# What the task requires
What follows is a set of records; repeat all of them exactly.

--------------------

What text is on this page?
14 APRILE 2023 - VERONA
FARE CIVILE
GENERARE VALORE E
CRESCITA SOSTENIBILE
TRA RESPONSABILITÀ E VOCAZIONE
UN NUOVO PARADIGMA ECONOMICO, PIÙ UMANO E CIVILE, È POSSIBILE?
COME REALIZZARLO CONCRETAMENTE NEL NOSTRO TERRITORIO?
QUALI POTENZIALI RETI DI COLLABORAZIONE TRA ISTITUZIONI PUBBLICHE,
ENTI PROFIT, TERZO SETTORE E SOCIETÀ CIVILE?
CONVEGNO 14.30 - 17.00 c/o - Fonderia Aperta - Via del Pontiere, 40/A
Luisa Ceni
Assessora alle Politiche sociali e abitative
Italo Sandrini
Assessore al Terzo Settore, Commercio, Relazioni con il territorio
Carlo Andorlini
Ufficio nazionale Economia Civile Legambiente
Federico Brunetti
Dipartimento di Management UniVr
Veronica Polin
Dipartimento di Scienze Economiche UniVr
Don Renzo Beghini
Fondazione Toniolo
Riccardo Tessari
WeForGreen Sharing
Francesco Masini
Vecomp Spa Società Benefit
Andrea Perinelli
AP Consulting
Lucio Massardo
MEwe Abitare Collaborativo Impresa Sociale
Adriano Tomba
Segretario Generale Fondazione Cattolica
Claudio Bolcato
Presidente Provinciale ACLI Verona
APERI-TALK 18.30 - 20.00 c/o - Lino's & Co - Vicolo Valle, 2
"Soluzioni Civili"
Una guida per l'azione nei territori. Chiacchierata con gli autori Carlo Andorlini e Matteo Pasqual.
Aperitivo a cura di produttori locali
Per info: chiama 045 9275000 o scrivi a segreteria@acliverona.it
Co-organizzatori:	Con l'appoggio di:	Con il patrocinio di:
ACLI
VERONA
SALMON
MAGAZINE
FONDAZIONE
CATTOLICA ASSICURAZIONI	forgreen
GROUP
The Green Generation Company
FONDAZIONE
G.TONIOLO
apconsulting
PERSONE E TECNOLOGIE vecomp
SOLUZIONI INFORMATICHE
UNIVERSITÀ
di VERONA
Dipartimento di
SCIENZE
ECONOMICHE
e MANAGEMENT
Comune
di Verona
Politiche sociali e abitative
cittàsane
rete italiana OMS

--------------------

# Answer to the exercise
What text is on this page?
14 APRILE 2023 - VERONA
FARE CIVILE
GENERARE VALORE E
CRESCITA SOSTENIBILE
TRA RESPONSABILITÀ E VOCAZIONE
UN NUOVO PARADIGMA ECONOMICO, PIÙ UMANO E CIVILE, È POSSIBILE?
COME REALIZZARLO CONCRETAMENTE NEL NOSTRO TERRITORIO?
QUALI POTENZIALI RETI DI COLLABORAZIONE TRA ISTITUZIONI PUBBLICHE,
ENTI PROFIT, TERZO SETTORE E SOCIETÀ CIVILE?
CONVEGNO 14.30 - 17.00 c/o - Fonderia Aperta - Via del Pontiere, 40/A
Luisa Ceni
Assessora alle Politiche sociali e abitative
Italo Sandrini
Assessore al Terzo Settore, Commercio, Relazioni con il territorio
Carlo Andorlini
Ufficio nazionale Economia Civile Legambiente
Federico Brunetti
Dipartimento di Management UniVr
Veronica Polin
Dipartimento di Scienze Economiche UniVr
Don Renzo Beghini
Fondazione Toniolo
Riccardo Tessari
WeForGreen Sharing
Francesco Masini
Vecomp Spa Società Benefit
Andrea Perinelli
AP Consulting
Lucio Massardo
MEwe Abitare Collaborativo Impresa Sociale
Adriano Tomba
Segretario Generale Fondazione Cattolica
Claudio Bolcato
Presidente Provinciale ACLI Verona
APERI-TALK 18.30 - 20.00 c/o - Lino's & Co - Vicolo Valle, 2
"Soluzioni Civili"
Una guida per l'azione nei territori. Chiacchierata con gli autori Carlo Andorlini e Matteo Pasqual.
Aperitivo a cura di produttori locali
Per info: chiama 045 9275000 o scrivi a segreteria@acliverona.it
Co-organizzatori:	Con l'appoggio di:	Con il patrocinio di:
ACLI
VERONA
SALMON
MAGAZINE
FONDAZIONE
CATTOLICA ASSICURAZIONI	forgreen
GROUP
The Green Generation Company
FONDAZIONE
G.TONIOLO
apconsulting
PERSONE E TECNOLOGIE vecomp
SOLUZIONI INFORMATICHE
UNIVERSITÀ
di VERONA
Dipartimento di
SCIENZE
ECONOMICHE
e MANAGEMENT
Comune
di Verona
Politiche sociali e abitative
cittàsane
rete italiana OMS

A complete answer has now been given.